Dataset excerpts

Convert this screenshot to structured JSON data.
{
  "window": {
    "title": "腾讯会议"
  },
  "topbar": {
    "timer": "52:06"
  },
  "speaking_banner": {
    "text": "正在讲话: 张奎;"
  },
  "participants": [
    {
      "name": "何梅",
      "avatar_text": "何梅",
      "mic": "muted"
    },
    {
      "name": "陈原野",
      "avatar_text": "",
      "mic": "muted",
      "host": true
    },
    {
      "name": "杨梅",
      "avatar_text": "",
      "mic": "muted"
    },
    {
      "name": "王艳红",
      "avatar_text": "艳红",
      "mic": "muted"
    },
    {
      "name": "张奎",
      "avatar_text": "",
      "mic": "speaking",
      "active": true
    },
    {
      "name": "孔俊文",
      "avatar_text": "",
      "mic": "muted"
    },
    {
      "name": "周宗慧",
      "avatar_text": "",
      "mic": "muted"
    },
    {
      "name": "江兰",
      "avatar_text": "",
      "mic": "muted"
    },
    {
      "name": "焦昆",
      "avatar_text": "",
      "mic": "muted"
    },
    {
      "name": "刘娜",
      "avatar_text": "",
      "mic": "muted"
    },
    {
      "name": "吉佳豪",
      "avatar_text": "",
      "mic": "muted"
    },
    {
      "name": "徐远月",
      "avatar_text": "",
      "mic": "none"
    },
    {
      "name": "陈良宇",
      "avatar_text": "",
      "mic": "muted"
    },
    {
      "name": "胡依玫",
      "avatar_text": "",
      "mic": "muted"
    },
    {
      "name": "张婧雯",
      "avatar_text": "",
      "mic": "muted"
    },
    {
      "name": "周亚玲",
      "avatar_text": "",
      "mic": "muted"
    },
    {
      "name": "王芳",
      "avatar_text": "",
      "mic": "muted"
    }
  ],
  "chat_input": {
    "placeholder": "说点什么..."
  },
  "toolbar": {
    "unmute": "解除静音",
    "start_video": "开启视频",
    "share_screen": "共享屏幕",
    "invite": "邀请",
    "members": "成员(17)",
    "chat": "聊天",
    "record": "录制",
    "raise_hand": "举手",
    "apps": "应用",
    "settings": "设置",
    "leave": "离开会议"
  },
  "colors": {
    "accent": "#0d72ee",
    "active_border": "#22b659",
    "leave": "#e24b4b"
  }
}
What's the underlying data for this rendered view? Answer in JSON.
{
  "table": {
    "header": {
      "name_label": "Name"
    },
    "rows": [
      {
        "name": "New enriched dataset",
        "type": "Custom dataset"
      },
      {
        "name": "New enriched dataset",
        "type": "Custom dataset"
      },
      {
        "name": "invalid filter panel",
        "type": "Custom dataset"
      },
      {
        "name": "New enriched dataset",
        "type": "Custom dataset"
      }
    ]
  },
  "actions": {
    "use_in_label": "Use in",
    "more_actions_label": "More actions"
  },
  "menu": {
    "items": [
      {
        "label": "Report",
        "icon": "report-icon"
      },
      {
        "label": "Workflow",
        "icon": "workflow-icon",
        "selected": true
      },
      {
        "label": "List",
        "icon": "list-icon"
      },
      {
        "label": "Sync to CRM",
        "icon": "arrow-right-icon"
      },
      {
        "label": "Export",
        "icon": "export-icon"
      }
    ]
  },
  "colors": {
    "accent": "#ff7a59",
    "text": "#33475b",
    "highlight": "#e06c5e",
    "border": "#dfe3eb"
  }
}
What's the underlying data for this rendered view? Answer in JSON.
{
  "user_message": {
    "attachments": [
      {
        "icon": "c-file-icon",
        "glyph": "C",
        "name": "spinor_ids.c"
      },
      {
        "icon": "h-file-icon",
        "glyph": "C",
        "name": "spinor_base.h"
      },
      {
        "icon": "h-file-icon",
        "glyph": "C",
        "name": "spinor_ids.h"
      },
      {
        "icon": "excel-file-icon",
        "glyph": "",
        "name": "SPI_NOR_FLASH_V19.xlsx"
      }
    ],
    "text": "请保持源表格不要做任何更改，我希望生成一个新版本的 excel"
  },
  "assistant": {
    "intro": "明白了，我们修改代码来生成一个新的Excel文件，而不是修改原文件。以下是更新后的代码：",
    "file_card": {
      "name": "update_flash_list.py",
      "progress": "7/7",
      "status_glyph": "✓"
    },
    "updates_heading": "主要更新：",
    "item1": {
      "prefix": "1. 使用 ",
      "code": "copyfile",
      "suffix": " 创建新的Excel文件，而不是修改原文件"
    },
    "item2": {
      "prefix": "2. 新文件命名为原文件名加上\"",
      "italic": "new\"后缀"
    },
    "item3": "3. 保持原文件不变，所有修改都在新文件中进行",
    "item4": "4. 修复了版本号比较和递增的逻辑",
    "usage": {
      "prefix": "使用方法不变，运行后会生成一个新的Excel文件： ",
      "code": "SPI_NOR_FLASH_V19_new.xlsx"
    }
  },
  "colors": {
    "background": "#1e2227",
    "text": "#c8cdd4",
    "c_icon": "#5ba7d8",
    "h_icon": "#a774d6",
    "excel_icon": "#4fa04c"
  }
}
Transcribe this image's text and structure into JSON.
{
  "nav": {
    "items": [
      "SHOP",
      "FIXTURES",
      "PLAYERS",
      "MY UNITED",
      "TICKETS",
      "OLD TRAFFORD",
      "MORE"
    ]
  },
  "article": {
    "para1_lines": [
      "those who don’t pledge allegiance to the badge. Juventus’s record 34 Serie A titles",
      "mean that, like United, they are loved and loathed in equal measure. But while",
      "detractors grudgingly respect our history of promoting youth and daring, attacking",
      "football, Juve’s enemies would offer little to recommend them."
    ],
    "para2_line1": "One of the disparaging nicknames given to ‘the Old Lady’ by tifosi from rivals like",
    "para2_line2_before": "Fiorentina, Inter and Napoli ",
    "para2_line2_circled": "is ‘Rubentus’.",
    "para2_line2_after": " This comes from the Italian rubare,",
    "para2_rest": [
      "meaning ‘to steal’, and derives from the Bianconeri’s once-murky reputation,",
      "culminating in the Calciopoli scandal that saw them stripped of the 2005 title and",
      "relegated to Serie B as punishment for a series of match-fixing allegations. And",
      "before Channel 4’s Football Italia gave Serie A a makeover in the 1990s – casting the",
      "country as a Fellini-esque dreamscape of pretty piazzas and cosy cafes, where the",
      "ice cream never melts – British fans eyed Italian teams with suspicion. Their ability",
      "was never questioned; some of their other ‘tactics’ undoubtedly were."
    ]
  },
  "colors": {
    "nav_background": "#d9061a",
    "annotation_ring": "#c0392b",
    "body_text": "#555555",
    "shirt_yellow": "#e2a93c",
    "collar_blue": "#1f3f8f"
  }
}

Task directions
Using the entries above, return each line that includes the word "xlsx".

Completed exercise
        "name": "SPI_NOR_FLASH_V19.xlsx"
      "code": "SPI_NOR_FLASH_V19_new.xlsx"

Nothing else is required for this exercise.